**STATED PROBLEM**.
Give the number of lines in the listing that hold the word "REMEMBER". Write nothing but that number.
§ §
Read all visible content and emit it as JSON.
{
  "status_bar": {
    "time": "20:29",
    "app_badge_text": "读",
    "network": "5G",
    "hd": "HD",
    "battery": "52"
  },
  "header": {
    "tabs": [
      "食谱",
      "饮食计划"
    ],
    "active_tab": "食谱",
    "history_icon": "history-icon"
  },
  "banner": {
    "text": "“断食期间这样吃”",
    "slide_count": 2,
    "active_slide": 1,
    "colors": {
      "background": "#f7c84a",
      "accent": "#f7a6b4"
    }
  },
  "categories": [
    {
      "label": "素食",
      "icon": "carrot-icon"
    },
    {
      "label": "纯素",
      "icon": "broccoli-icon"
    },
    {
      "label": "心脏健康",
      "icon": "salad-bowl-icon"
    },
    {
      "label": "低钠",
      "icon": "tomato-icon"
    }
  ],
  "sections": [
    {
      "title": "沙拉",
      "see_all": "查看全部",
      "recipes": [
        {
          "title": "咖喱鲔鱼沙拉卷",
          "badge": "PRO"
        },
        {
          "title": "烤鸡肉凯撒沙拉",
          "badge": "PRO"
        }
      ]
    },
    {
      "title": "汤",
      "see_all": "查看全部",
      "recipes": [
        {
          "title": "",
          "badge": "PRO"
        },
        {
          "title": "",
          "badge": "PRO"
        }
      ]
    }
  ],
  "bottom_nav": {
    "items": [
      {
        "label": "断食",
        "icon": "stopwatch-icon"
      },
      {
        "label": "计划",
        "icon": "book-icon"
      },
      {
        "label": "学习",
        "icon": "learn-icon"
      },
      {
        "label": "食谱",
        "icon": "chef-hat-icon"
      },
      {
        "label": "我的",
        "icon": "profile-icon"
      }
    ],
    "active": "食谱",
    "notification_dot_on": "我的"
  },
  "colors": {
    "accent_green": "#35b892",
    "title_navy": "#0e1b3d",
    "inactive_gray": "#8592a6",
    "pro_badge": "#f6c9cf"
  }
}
§ §
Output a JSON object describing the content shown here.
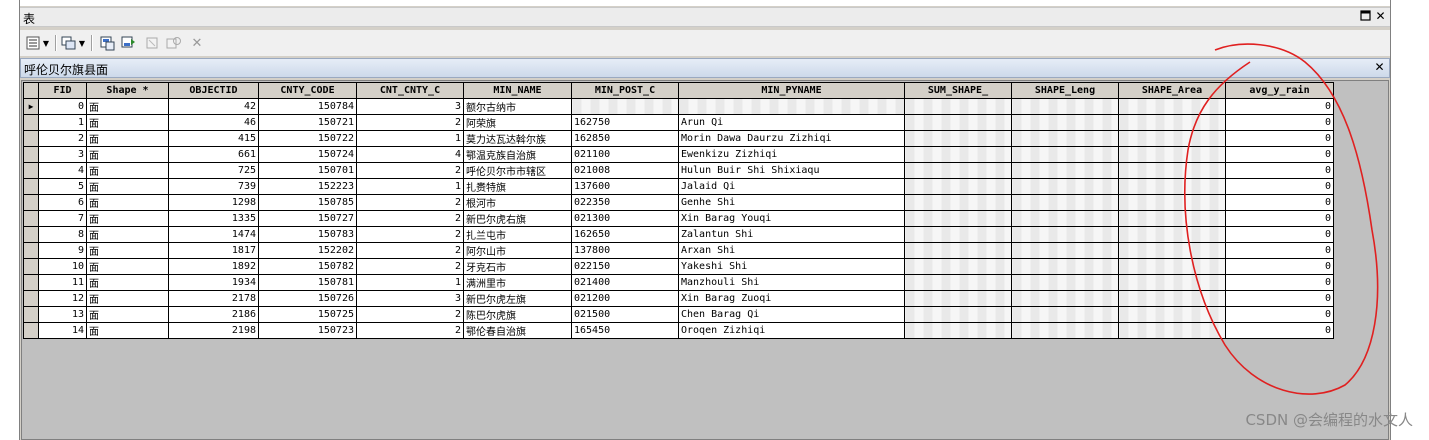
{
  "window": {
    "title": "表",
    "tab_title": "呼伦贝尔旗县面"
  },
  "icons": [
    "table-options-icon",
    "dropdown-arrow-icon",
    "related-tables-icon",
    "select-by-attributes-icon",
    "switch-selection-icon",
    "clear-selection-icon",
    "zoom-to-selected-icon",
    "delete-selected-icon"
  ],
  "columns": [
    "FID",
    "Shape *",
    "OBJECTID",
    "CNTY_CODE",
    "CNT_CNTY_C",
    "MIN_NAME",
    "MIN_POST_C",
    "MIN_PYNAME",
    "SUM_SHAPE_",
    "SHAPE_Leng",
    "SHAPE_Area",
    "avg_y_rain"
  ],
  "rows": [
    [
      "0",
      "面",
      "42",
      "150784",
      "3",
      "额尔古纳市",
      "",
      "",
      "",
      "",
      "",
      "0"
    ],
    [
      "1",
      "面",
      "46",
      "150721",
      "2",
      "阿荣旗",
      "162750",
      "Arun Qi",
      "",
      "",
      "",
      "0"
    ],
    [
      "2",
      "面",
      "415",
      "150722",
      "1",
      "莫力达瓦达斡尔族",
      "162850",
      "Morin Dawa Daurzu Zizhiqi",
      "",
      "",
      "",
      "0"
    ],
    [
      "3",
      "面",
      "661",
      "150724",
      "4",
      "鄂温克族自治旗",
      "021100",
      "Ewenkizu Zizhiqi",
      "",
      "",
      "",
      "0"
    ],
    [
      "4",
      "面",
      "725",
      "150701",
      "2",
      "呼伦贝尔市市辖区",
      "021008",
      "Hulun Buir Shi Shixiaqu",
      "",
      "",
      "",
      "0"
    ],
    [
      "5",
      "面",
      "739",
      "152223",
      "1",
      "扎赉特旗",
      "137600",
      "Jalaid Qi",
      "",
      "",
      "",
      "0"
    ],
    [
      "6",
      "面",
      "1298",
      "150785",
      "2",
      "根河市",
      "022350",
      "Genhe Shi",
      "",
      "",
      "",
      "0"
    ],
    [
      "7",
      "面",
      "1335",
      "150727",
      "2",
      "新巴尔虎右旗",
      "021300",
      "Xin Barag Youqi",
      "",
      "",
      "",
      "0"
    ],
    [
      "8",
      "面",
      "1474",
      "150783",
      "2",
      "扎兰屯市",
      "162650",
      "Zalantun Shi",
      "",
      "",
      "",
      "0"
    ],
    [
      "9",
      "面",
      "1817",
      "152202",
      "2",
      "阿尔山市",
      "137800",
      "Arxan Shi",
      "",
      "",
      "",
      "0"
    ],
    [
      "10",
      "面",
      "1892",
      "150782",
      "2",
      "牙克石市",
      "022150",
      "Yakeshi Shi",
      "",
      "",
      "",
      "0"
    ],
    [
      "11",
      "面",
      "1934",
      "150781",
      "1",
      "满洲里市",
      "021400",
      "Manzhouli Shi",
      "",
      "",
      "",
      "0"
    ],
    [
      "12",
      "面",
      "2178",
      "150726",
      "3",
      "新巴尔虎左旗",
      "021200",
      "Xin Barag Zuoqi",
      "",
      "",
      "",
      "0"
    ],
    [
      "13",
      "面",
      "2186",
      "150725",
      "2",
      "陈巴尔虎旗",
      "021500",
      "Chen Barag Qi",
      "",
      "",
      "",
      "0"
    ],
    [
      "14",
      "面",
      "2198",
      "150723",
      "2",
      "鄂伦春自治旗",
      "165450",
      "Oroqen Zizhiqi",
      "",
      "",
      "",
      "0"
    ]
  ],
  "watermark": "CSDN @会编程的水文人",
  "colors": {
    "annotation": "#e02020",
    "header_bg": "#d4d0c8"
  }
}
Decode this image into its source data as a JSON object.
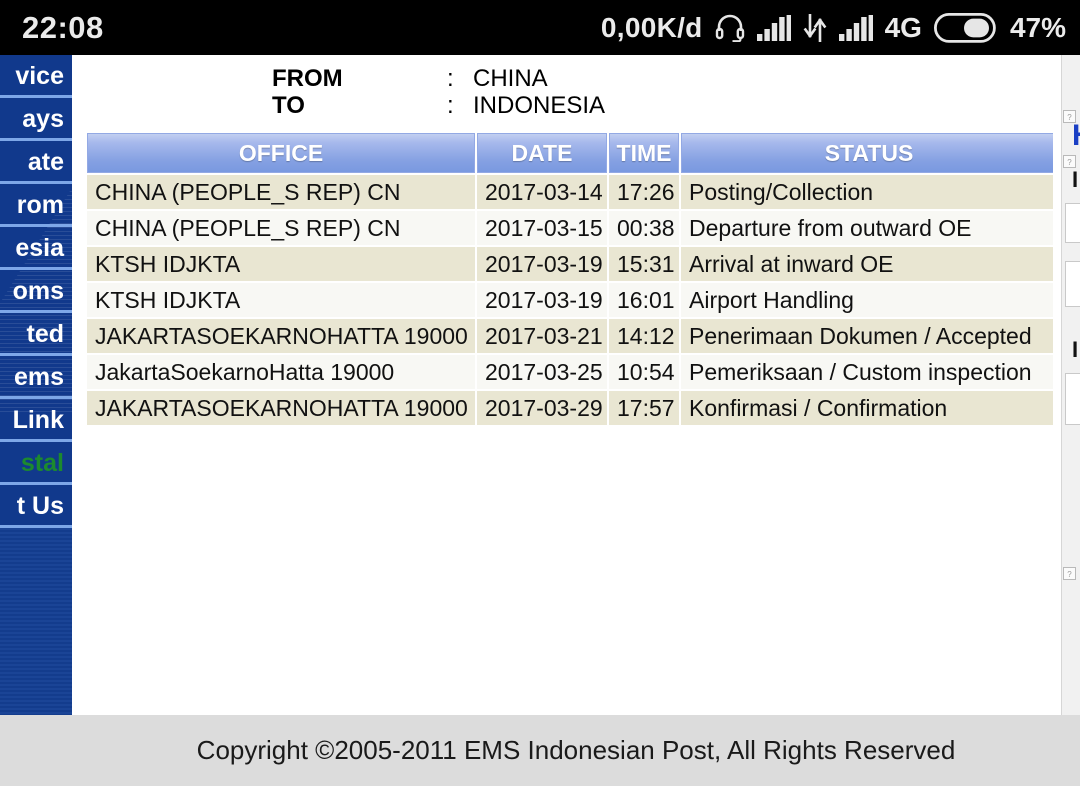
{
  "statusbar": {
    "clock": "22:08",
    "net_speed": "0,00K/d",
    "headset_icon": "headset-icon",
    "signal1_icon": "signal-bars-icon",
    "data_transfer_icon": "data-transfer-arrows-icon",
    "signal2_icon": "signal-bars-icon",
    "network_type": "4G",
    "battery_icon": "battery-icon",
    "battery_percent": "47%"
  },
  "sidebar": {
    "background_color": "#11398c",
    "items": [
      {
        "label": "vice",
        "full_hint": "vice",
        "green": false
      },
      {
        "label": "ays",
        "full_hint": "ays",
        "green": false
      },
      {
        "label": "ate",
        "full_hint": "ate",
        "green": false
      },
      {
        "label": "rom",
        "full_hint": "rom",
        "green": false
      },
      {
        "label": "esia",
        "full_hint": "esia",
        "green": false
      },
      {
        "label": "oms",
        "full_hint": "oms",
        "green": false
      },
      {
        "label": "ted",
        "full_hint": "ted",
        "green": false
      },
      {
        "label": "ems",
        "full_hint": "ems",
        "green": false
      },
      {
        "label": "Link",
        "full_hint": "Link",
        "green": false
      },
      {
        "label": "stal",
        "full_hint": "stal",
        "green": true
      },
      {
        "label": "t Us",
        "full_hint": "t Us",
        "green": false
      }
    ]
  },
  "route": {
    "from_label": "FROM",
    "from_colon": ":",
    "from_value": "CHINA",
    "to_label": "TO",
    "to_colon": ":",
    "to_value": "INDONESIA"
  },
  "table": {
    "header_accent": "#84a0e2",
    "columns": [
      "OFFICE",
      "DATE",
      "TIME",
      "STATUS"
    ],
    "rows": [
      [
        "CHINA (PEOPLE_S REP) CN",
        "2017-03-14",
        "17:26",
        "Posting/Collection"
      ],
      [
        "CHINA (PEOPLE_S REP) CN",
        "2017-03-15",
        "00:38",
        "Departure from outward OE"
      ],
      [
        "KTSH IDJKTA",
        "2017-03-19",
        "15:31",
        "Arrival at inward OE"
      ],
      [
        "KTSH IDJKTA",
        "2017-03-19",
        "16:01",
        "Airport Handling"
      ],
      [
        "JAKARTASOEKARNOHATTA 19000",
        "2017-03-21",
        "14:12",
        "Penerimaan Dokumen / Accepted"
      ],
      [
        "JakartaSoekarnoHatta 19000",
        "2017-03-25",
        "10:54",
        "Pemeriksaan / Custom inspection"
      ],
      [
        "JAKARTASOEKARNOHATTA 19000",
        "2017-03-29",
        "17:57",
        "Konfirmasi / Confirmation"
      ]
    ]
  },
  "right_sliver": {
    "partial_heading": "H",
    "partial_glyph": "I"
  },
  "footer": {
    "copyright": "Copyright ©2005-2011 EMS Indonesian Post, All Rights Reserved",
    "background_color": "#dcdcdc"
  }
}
§ §
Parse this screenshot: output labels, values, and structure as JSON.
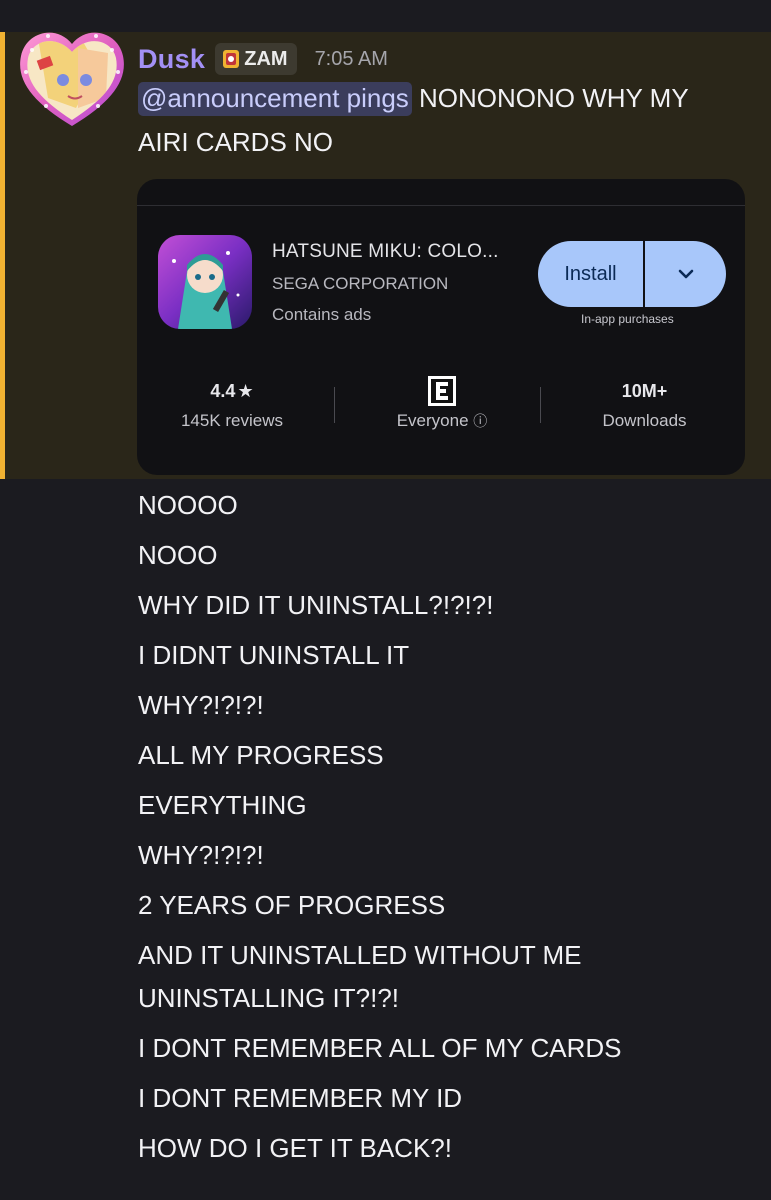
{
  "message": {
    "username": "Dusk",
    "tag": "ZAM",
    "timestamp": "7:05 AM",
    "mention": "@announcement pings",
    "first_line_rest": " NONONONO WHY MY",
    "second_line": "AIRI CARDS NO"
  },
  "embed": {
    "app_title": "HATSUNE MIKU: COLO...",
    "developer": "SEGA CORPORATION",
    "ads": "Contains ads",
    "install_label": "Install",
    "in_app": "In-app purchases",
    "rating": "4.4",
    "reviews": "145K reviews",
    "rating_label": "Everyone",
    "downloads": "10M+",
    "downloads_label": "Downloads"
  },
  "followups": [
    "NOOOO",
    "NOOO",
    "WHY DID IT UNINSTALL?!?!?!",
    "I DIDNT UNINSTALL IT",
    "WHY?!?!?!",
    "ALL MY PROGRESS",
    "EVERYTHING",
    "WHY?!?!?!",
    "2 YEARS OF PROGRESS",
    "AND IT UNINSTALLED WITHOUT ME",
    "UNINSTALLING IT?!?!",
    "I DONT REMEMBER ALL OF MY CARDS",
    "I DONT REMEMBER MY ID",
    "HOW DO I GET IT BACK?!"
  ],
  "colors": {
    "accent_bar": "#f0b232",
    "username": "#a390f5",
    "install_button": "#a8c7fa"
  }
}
§ §
**TASK OUTPUT**.
2